## BEGIN

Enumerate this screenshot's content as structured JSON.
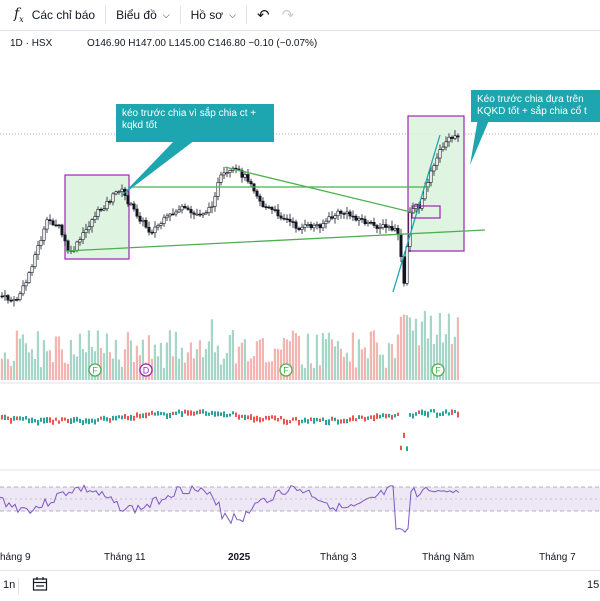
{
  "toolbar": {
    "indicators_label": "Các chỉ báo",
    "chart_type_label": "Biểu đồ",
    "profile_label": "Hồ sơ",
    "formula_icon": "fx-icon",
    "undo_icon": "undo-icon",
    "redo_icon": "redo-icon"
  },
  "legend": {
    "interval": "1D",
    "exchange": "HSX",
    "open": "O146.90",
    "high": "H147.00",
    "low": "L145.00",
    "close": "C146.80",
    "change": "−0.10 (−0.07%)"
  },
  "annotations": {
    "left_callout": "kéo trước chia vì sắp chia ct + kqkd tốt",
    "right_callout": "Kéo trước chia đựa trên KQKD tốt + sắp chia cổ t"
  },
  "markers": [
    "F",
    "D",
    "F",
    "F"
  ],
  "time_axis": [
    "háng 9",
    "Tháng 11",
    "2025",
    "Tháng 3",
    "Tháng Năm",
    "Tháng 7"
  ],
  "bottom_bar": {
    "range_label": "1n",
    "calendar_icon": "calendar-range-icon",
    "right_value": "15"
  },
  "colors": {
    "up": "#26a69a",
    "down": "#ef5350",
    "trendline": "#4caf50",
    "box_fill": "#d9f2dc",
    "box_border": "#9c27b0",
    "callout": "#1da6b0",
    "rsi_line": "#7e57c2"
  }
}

## END
## BEGIN

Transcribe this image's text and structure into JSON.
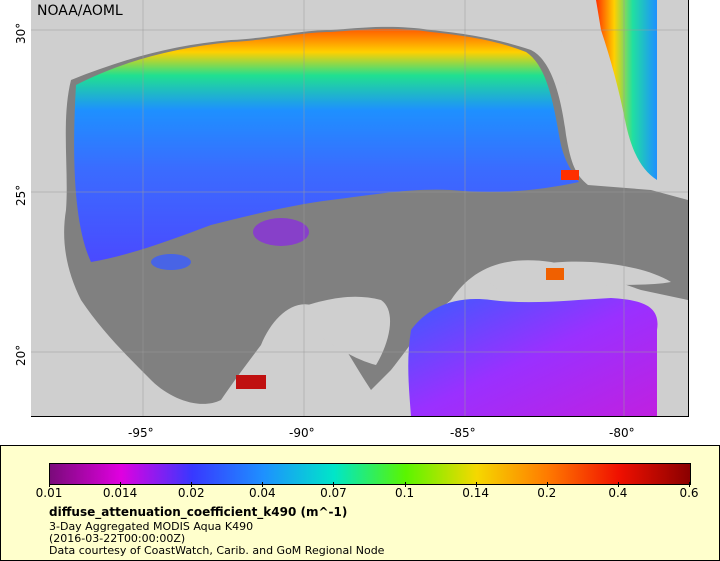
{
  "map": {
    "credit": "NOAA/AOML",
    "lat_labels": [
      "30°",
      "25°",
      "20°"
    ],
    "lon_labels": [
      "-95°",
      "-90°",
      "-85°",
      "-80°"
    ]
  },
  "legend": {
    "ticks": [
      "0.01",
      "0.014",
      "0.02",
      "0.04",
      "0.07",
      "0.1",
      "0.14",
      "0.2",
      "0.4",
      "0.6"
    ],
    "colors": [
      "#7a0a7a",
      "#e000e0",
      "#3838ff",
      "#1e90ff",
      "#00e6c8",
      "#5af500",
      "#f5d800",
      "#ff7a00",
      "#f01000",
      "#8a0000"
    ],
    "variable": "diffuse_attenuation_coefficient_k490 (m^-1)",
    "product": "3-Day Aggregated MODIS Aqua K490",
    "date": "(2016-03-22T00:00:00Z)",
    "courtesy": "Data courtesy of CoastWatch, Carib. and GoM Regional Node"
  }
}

## END
## BEGIN

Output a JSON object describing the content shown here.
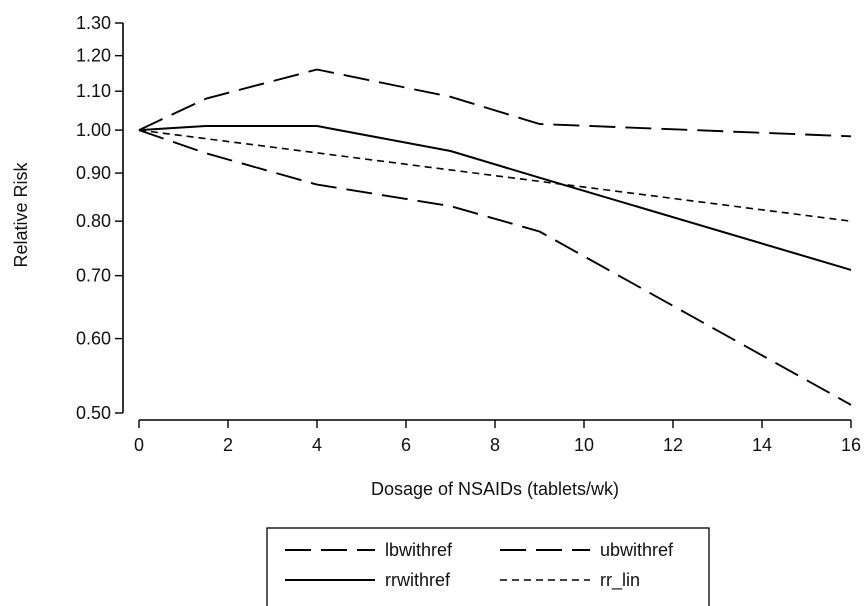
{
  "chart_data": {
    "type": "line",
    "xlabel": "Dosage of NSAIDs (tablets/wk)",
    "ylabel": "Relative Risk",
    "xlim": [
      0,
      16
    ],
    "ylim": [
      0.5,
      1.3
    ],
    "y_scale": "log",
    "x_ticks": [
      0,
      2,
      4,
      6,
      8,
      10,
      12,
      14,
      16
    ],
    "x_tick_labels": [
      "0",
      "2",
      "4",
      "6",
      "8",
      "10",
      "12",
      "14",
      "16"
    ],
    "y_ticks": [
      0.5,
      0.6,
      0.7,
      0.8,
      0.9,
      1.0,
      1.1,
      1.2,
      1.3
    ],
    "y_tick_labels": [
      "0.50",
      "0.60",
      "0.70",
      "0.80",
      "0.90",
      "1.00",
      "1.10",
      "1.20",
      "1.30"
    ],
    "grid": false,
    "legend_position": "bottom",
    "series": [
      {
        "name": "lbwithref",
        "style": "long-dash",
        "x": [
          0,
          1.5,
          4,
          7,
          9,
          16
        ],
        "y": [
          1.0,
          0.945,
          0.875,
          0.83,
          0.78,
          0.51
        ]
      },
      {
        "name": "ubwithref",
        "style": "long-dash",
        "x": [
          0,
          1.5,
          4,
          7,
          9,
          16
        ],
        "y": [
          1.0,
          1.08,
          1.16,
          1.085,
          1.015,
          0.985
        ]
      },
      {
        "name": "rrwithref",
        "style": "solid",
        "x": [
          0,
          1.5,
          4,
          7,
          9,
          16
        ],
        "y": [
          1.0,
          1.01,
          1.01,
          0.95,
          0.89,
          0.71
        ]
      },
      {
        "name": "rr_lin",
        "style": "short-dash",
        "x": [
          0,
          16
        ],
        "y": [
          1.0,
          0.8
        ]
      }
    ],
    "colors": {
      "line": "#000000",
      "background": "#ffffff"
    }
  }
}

## END

▶ **Task description**
Looking at the entries above, state how many lines contain "JSON"; give the number alone.

▶ **The reply**
3